━━━ Article ━━━
My father was an odd bird. He was born in 1933 in Salamiyeh, a town in northern Syria where poets, writers, and Communists lived. Most of its inhabitants are Ismailites, a Neoplatonic sect for whom reason takes precedence over faith. The Ismailites have a temple where they pray to Aristotle and Plato instead of Jesus and Mohammed. (page 11)
Furthermore, religion provides the believer with purpose. Darina’s sister found her purpose in imitating the beliefs of her lover, who was a Muslim. “In her passion she imitated everything he did and began to say her prayers and observe Ramadan” (page 88). The Christians have the purpose to glorify Jesus Christ for having spared them, “they would throw themselves so covetously on Christ’s statue. They’d grasp his hips and cover him with noisy kisses from his knees to his chest” (page 16). Darina has no belief in a higher being, and only knows what she experiences with her own senses, which is obvious from her love for living on the edge. “My philosophy of life was very simple. I was convinced that I was going to die at any moment, so, hungry for everything, for sex, drugs, and alcohol, I doubled my efforts” (page 100). Her craving for risk taking is apparent in her description of her brush with death during the game “Russian Roulette,” as she displays no fear when she pulls the trigger, or even when she sees her friend die at the shot of the gun.
He pulled. His brain spurted out on my hair. Crumpled in his corner, Hussein was shrieking at the top of his lungs. I picked up the song where Ramzi had left off…I opened his left hand, I took his dose, and kept on. As he had said, the most important thing is to keep playing. “The his is more important than death.”
Religion can be found in the core of love, as well as war. In the memoir The Day Nina Simone Stopped Singing, the conflict between the Christian Phalangists and the Palestinians lead to a war, “Actually, the war had been brewing for years, for a century.” (page 27). For twenty years the Phalangists fight the invading Israelis with one offense leading to a retaliation from the other.
Gunshots were fired, men were dashing toward the orchards. My mother came running home from work holding a box of pastries…she’d seen the Phalangists block a bus full of Palestinians, make them get off, and then slaughter them one by one. (page 24)
During the night Palestinian militiamen had taken over the Christian village of Damour and decapitated more than seven hundred people—women, children, and elderly citizens—in retaliation for a massacre the Christian Phalangists had committed in a Palestinian camp. (page 29)
━━━ Excerpted data ━━━
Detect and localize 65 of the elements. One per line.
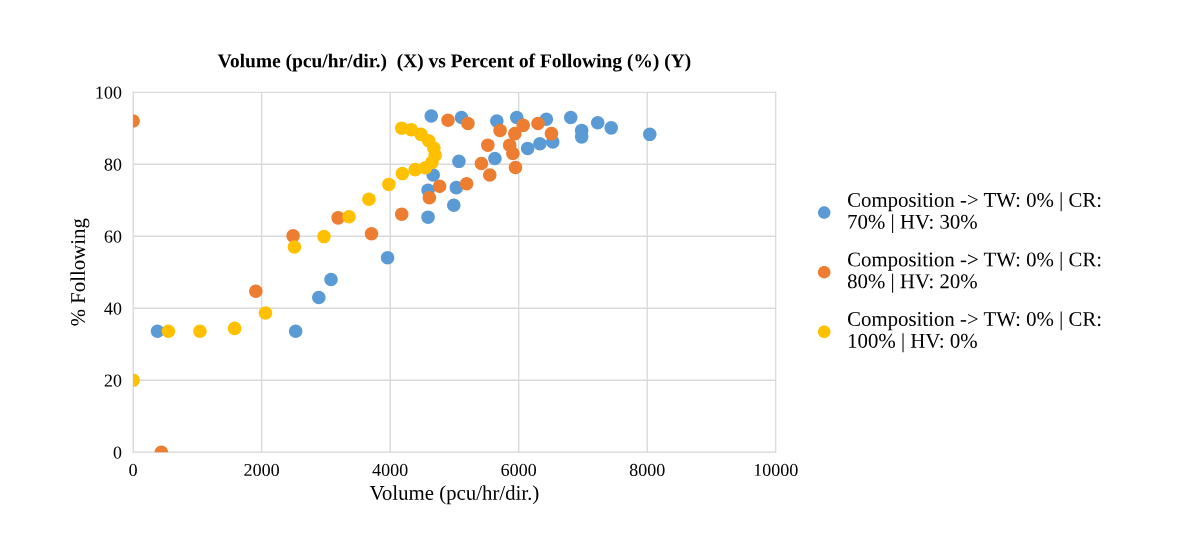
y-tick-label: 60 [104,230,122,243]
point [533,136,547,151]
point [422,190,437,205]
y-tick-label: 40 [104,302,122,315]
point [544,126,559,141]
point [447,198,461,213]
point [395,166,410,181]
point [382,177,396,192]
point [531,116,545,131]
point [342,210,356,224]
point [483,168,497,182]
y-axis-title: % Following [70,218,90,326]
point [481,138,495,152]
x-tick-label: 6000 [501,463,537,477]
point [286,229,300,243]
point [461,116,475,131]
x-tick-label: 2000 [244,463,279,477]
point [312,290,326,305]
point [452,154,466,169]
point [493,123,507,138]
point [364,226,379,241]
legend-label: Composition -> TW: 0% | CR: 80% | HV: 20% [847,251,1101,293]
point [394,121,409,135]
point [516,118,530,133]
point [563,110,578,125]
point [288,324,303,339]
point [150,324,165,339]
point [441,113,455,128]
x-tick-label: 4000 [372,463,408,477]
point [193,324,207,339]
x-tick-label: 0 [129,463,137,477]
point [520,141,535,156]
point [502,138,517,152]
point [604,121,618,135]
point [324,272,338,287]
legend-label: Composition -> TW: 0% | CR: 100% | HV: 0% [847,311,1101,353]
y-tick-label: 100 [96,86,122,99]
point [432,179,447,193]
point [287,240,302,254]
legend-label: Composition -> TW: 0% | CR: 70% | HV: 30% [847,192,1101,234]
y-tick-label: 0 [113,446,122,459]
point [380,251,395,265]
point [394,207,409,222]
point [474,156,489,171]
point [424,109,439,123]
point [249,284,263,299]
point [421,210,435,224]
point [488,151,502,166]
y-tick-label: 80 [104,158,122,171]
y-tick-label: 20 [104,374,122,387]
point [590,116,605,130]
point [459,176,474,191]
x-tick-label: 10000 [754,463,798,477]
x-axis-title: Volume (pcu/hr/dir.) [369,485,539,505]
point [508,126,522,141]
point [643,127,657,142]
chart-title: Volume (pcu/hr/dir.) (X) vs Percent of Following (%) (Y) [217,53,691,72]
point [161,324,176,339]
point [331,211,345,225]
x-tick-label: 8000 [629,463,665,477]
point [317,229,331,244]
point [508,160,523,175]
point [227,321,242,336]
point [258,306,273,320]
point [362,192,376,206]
━━━
● Instructions to follow: Pick up the essay on religion in The Day Nina Simone Stopped Singing after its last sentence and write what comes next.

● Answer to this task:
As the war drags on, Darina is no longer able to identify with her prewar state. At the end of the twenty years of fighting, when the Israelis finally evacuated Lebanon, she struggles with her self, because war is the foundation to the identity that she tries to develop throughout her childhood and emerging adulthood. Without the war, she has to regress to the foundation of her identity, of the values instilled in her far before she can even remember, which proves near impossible. “I wasn’t able to live without the war anymore, my body had be programmed for it ever since childhood.” (page 118) After the war ended, the identity of the individuals that roam the ruins of Beruit are skewed as they try to erase the identity they were forced, or willing, to conform to in the war effort.
In the street, as I watched other people, I was constantly wondering which of them had killed and which of them hadn’t, who had raped and who hadn’t…after the war they all put on the same mask, executioners and victims mingling.” (pages 119-120)
The war not only forced the participants to reevaluate their identities, comparing each other’s prewar, war, and postwar identities, but disabled the citizens to openly identify with their religious affiliation. Movies and television were no longer allowed to stream religious movies or shows, and even the names of the characters could not have any religious background, “it was illegal to allude to any religions or religious denominations.” (page 120)
Religion is one of the strongest contributors to the base of our identity. Darina lacked religion, which made the base of her identity rocky. Therefore, she felt the need to experiment with sex, drugs, alcohol, and risk taking, to try to either make up for her lack of identity, or to force a certain identity onto her, only to find it was not suitable. The war, which evolved through conflicts concerning religion, was the foundation of her identity. The rocky identity she had tried to conform to throughout the war could not survive in a world without war. Religion is at the basis of the identity of an individual, and influences the lives of a society.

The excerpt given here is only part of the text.